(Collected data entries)
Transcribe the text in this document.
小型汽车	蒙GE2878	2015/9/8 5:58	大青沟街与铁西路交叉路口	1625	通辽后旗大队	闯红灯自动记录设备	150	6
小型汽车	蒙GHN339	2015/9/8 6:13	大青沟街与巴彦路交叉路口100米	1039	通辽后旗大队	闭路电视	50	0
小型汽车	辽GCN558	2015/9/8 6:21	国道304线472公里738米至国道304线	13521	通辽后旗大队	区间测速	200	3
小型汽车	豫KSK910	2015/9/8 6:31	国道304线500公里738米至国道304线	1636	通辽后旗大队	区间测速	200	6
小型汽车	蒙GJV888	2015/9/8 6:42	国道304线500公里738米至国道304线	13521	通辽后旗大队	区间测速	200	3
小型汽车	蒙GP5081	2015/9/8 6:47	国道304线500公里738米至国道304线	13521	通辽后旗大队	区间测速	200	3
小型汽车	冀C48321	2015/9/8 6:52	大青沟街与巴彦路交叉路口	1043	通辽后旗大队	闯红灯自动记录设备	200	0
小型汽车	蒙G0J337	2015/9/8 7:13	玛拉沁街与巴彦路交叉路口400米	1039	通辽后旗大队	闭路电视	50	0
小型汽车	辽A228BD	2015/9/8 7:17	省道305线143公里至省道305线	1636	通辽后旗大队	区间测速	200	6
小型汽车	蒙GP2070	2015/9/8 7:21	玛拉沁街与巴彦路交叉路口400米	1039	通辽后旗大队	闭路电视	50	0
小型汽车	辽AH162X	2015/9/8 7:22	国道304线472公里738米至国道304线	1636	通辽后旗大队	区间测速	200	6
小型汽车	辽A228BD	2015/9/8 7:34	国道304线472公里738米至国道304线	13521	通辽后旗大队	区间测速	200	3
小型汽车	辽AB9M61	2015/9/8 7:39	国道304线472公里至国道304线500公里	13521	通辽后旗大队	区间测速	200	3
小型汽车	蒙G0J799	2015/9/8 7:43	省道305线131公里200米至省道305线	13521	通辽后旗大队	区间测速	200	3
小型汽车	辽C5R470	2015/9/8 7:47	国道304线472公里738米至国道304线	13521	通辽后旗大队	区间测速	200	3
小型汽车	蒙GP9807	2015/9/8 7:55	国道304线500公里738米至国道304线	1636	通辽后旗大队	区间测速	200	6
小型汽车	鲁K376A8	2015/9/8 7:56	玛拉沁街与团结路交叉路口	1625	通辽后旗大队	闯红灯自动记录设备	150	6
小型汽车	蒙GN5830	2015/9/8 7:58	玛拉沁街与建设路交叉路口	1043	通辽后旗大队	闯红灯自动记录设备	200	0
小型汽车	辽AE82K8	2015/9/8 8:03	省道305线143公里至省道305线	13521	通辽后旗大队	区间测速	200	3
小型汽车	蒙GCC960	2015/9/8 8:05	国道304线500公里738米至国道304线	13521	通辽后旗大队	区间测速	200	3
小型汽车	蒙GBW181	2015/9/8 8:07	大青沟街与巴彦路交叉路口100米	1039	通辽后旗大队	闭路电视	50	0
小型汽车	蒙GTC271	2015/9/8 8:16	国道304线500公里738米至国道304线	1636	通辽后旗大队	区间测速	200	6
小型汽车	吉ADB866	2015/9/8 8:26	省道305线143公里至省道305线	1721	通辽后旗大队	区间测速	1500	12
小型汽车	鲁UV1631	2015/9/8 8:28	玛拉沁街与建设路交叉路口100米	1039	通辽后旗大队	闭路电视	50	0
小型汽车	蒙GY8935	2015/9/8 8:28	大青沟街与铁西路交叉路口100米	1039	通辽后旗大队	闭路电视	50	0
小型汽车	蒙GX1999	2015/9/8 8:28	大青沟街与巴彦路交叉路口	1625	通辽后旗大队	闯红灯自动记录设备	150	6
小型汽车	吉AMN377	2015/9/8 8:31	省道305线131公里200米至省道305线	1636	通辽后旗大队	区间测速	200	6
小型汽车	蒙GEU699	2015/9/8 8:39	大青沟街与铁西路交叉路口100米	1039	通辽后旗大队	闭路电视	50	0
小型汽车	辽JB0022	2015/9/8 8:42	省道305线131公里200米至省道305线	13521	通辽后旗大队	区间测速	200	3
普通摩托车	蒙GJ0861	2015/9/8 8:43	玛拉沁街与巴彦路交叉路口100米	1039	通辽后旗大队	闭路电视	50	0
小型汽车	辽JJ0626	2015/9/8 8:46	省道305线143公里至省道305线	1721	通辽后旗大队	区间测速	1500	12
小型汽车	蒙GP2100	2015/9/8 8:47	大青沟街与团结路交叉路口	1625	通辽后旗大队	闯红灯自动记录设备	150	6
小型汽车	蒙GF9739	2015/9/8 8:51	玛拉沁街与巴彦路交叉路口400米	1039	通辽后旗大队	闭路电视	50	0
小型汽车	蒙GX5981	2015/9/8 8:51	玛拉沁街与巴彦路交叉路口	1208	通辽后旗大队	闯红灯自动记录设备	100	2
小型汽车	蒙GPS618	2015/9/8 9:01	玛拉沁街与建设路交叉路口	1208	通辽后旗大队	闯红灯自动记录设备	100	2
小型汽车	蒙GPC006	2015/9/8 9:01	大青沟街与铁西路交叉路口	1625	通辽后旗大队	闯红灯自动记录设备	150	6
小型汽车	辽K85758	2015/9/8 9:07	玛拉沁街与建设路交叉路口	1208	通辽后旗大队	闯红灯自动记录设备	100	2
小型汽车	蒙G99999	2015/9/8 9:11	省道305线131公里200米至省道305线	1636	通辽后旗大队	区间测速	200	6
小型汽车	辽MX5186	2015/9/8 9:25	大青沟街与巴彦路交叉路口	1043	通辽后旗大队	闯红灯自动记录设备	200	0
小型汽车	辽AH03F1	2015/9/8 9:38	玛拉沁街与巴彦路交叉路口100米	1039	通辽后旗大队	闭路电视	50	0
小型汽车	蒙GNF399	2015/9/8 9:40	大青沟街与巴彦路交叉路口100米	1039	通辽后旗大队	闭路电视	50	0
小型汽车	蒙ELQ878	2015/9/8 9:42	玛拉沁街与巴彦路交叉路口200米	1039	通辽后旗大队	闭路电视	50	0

> _What you are asked to do_
Give all of the entries again, word for word.

> _Exercise solution_
Transcribe the text in this document.
小型汽车	蒙GE2878	2015/9/8 5:58	大青沟街与铁西路交叉路口	1625	通辽后旗大队	闯红灯自动记录设备	150	6
小型汽车	蒙GHN339	2015/9/8 6:13	大青沟街与巴彦路交叉路口100米	1039	通辽后旗大队	闭路电视	50	0
小型汽车	辽GCN558	2015/9/8 6:21	国道304线472公里738米至国道304线	13521	通辽后旗大队	区间测速	200	3
小型汽车	豫KSK910	2015/9/8 6:31	国道304线500公里738米至国道304线	1636	通辽后旗大队	区间测速	200	6
小型汽车	蒙GJV888	2015/9/8 6:42	国道304线500公里738米至国道304线	13521	通辽后旗大队	区间测速	200	3
小型汽车	蒙GP5081	2015/9/8 6:47	国道304线500公里738米至国道304线	13521	通辽后旗大队	区间测速	200	3
小型汽车	冀C48321	2015/9/8 6:52	大青沟街与巴彦路交叉路口	1043	通辽后旗大队	闯红灯自动记录设备	200	0
小型汽车	蒙G0J337	2015/9/8 7:13	玛拉沁街与巴彦路交叉路口400米	1039	通辽后旗大队	闭路电视	50	0
小型汽车	辽A228BD	2015/9/8 7:17	省道305线143公里至省道305线	1636	通辽后旗大队	区间测速	200	6
小型汽车	蒙GP2070	2015/9/8 7:21	玛拉沁街与巴彦路交叉路口400米	1039	通辽后旗大队	闭路电视	50	0
小型汽车	辽AH162X	2015/9/8 7:22	国道304线472公里738米至国道304线	1636	通辽后旗大队	区间测速	200	6
小型汽车	辽A228BD	2015/9/8 7:34	国道304线472公里738米至国道304线	13521	通辽后旗大队	区间测速	200	3
小型汽车	辽AB9M61	2015/9/8 7:39	国道304线472公里至国道304线500公里	13521	通辽后旗大队	区间测速	200	3
小型汽车	蒙G0J799	2015/9/8 7:43	省道305线131公里200米至省道305线	13521	通辽后旗大队	区间测速	200	3
小型汽车	辽C5R470	2015/9/8 7:47	国道304线472公里738米至国道304线	13521	通辽后旗大队	区间测速	200	3
小型汽车	蒙GP9807	2015/9/8 7:55	国道304线500公里738米至国道304线	1636	通辽后旗大队	区间测速	200	6
小型汽车	鲁K376A8	2015/9/8 7:56	玛拉沁街与团结路交叉路口	1625	通辽后旗大队	闯红灯自动记录设备	150	6
小型汽车	蒙GN5830	2015/9/8 7:58	玛拉沁街与建设路交叉路口	1043	通辽后旗大队	闯红灯自动记录设备	200	0
小型汽车	辽AE82K8	2015/9/8 8:03	省道305线143公里至省道305线	13521	通辽后旗大队	区间测速	200	3
小型汽车	蒙GCC960	2015/9/8 8:05	国道304线500公里738米至国道304线	13521	通辽后旗大队	区间测速	200	3
小型汽车	蒙GBW181	2015/9/8 8:07	大青沟街与巴彦路交叉路口100米	1039	通辽后旗大队	闭路电视	50	0
小型汽车	蒙GTC271	2015/9/8 8:16	国道304线500公里738米至国道304线	1636	通辽后旗大队	区间测速	200	6
小型汽车	吉ADB866	2015/9/8 8:26	省道305线143公里至省道305线	1721	通辽后旗大队	区间测速	1500	12
小型汽车	鲁UV1631	2015/9/8 8:28	玛拉沁街与建设路交叉路口100米	1039	通辽后旗大队	闭路电视	50	0
小型汽车	蒙GY8935	2015/9/8 8:28	大青沟街与铁西路交叉路口100米	1039	通辽后旗大队	闭路电视	50	0
小型汽车	蒙GX1999	2015/9/8 8:28	大青沟街与巴彦路交叉路口	1625	通辽后旗大队	闯红灯自动记录设备	150	6
小型汽车	吉AMN377	2015/9/8 8:31	省道305线131公里200米至省道305线	1636	通辽后旗大队	区间测速	200	6
小型汽车	蒙GEU699	2015/9/8 8:39	大青沟街与铁西路交叉路口100米	1039	通辽后旗大队	闭路电视	50	0
小型汽车	辽JB0022	2015/9/8 8:42	省道305线131公里200米至省道305线	13521	通辽后旗大队	区间测速	200	3
普通摩托车	蒙GJ0861	2015/9/8 8:43	玛拉沁街与巴彦路交叉路口100米	1039	通辽后旗大队	闭路电视	50	0
小型汽车	辽JJ0626	2015/9/8 8:46	省道305线143公里至省道305线	1721	通辽后旗大队	区间测速	1500	12
小型汽车	蒙GP2100	2015/9/8 8:47	大青沟街与团结路交叉路口	1625	通辽后旗大队	闯红灯自动记录设备	150	6
小型汽车	蒙GF9739	2015/9/8 8:51	玛拉沁街与巴彦路交叉路口400米	1039	通辽后旗大队	闭路电视	50	0
小型汽车	蒙GX5981	2015/9/8 8:51	玛拉沁街与巴彦路交叉路口	1208	通辽后旗大队	闯红灯自动记录设备	100	2
小型汽车	蒙GPS618	2015/9/8 9:01	玛拉沁街与建设路交叉路口	1208	通辽后旗大队	闯红灯自动记录设备	100	2
小型汽车	蒙GPC006	2015/9/8 9:01	大青沟街与铁西路交叉路口	1625	通辽后旗大队	闯红灯自动记录设备	150	6
小型汽车	辽K85758	2015/9/8 9:07	玛拉沁街与建设路交叉路口	1208	通辽后旗大队	闯红灯自动记录设备	100	2
小型汽车	蒙G99999	2015/9/8 9:11	省道305线131公里200米至省道305线	1636	通辽后旗大队	区间测速	200	6
小型汽车	辽MX5186	2015/9/8 9:25	大青沟街与巴彦路交叉路口	1043	通辽后旗大队	闯红灯自动记录设备	200	0
小型汽车	辽AH03F1	2015/9/8 9:38	玛拉沁街与巴彦路交叉路口100米	1039	通辽后旗大队	闭路电视	50	0
小型汽车	蒙GNF399	2015/9/8 9:40	大青沟街与巴彦路交叉路口100米	1039	通辽后旗大队	闭路电视	50	0
小型汽车	蒙ELQ878	2015/9/8 9:42	玛拉沁街与巴彦路交叉路口200米	1039	通辽后旗大队	闭路电视	50	0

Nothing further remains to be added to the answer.